(Entries taken from a collection)
════════════════

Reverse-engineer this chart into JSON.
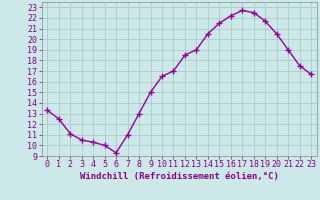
{
  "x": [
    0,
    1,
    2,
    3,
    4,
    5,
    6,
    7,
    8,
    9,
    10,
    11,
    12,
    13,
    14,
    15,
    16,
    17,
    18,
    19,
    20,
    21,
    22,
    23
  ],
  "y": [
    13.3,
    12.5,
    11.1,
    10.5,
    10.3,
    10.0,
    9.3,
    11.0,
    13.0,
    15.0,
    16.5,
    17.0,
    18.5,
    19.0,
    20.5,
    21.5,
    22.2,
    22.7,
    22.5,
    21.7,
    20.5,
    19.0,
    17.5,
    16.7
  ],
  "line_color": "#990099",
  "marker": "+",
  "markersize": 4,
  "linewidth": 1.0,
  "xlabel": "Windchill (Refroidissement éolien,°C)",
  "xlim": [
    -0.5,
    23.5
  ],
  "ylim": [
    9,
    23.5
  ],
  "xtick_labels": [
    "0",
    "1",
    "2",
    "3",
    "4",
    "5",
    "6",
    "7",
    "8",
    "9",
    "10",
    "11",
    "12",
    "13",
    "14",
    "15",
    "16",
    "17",
    "18",
    "19",
    "20",
    "21",
    "22",
    "23"
  ],
  "ytick_values": [
    9,
    10,
    11,
    12,
    13,
    14,
    15,
    16,
    17,
    18,
    19,
    20,
    21,
    22,
    23
  ],
  "bg_color": "#cce8e8",
  "grid_color": "#aacccc",
  "tick_color": "#880088",
  "label_color": "#880088",
  "xlabel_fontsize": 6.5,
  "tick_fontsize": 6.0
}
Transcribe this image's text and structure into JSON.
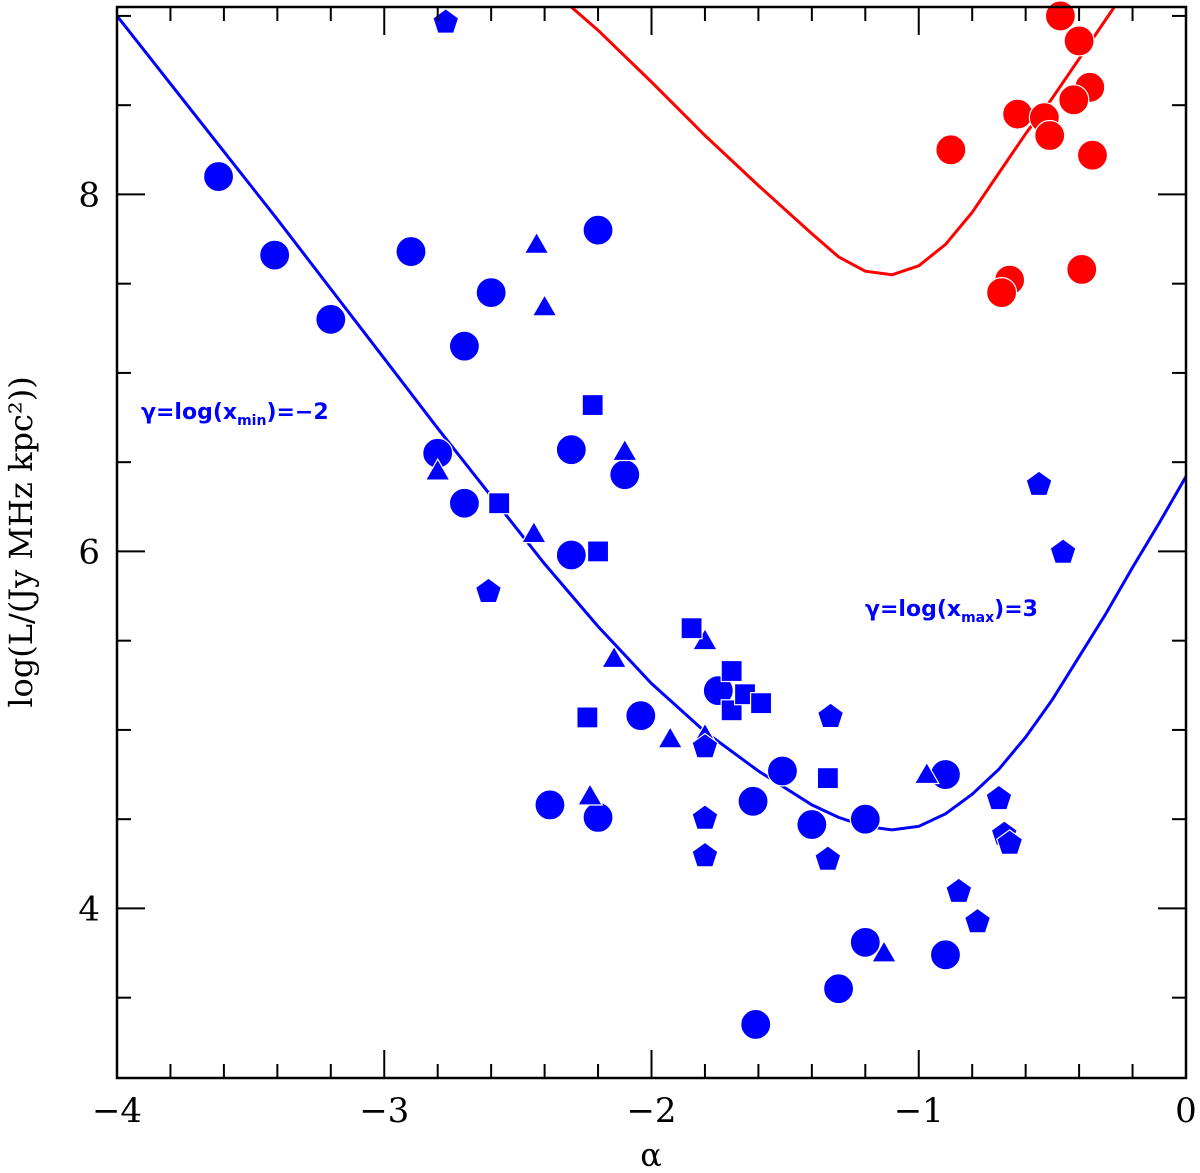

════════════════

▸ **Stated goal**
Show all lines in the entries above where the word "JSON" appears.

▸ **Answer for the task**
Reverse-engineer this chart into JSON.
Transcribe this image's text and structure into JSON.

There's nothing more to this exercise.